---------- Exercise input
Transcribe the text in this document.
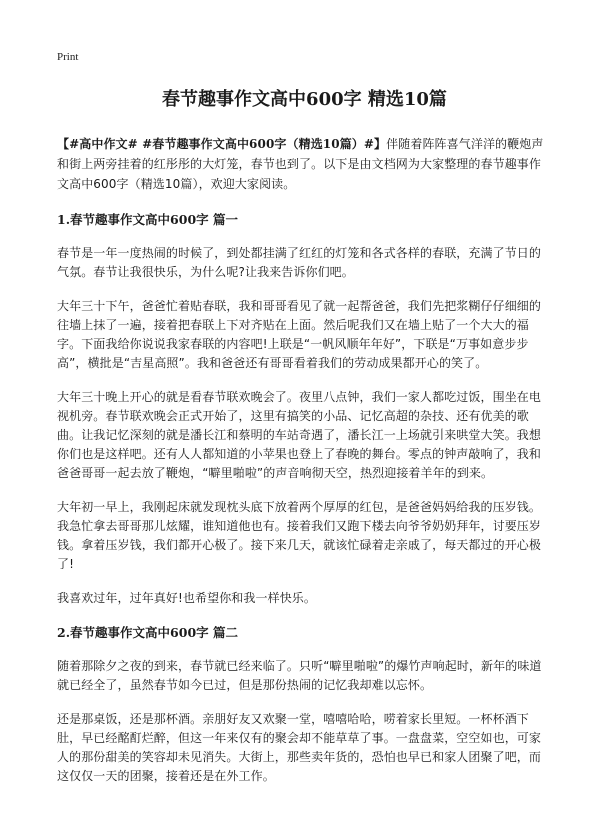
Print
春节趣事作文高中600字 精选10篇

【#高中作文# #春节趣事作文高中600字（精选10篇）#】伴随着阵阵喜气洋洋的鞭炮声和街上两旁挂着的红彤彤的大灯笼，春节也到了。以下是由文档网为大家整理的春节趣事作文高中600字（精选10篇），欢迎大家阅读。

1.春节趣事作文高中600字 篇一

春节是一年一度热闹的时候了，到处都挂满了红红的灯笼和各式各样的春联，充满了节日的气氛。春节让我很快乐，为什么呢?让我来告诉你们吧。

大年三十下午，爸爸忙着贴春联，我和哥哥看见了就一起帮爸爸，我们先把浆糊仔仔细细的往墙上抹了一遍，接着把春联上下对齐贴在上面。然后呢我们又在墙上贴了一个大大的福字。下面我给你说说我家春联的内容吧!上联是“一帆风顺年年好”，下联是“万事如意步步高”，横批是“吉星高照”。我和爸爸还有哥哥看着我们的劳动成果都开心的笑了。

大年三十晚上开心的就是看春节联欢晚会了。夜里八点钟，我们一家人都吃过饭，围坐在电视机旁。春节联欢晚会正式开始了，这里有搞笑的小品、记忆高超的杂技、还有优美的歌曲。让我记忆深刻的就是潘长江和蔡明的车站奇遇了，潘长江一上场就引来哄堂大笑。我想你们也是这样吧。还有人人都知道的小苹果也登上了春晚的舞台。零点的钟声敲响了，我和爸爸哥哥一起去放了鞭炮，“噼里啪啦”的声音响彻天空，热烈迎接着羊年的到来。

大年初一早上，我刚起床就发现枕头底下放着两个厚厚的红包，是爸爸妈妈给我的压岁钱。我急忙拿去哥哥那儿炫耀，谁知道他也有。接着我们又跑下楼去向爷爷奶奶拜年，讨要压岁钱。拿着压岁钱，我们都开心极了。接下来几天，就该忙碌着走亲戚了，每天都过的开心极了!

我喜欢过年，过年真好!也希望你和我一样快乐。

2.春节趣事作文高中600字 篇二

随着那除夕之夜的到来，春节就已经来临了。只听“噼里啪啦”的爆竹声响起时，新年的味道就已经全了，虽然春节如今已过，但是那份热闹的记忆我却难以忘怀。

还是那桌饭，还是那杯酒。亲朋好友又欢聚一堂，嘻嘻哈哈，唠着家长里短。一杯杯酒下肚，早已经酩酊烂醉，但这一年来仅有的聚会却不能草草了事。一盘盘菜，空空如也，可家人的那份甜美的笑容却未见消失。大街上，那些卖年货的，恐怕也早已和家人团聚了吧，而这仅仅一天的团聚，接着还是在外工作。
--------------------
---------- Exercise input
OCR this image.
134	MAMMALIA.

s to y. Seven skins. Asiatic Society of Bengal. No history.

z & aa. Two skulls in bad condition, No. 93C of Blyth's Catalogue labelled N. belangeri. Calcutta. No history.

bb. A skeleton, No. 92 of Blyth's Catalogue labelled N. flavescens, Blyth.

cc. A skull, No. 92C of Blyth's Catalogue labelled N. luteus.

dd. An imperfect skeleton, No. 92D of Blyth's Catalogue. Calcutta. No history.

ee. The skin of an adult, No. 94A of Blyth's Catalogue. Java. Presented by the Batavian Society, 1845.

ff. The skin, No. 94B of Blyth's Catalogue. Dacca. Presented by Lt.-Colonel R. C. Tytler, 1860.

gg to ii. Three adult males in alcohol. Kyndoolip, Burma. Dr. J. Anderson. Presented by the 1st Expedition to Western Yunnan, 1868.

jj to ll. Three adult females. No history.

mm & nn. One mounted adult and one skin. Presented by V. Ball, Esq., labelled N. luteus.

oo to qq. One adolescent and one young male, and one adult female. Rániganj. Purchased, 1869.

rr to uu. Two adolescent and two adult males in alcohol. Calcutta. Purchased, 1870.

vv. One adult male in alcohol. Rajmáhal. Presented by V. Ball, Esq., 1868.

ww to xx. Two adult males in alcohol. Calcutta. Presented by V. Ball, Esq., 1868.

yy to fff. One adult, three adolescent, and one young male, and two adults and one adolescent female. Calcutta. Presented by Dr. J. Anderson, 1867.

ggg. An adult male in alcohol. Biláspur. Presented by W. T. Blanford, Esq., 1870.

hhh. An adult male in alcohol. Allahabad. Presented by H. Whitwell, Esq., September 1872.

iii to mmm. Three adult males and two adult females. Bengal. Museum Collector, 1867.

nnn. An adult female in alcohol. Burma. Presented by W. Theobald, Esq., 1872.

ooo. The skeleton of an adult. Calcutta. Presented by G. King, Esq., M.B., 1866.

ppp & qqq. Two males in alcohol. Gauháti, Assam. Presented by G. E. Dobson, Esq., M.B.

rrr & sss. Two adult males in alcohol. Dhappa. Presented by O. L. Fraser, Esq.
--------------------
> Directive
Using the material above, copy every line in which the string "Anderson" occurs.

> Answer to the problem
gg to ii. Three adult males in alcohol. Kyndoolip, Burma. Dr. J. Anderson. Presented by the 1st Expedition to Western Yunnan, 1868.
yy to fff. One adult, three adolescent, and one young male, and two adults and one adolescent female. Calcutta. Presented by Dr. J. Anderson, 1867.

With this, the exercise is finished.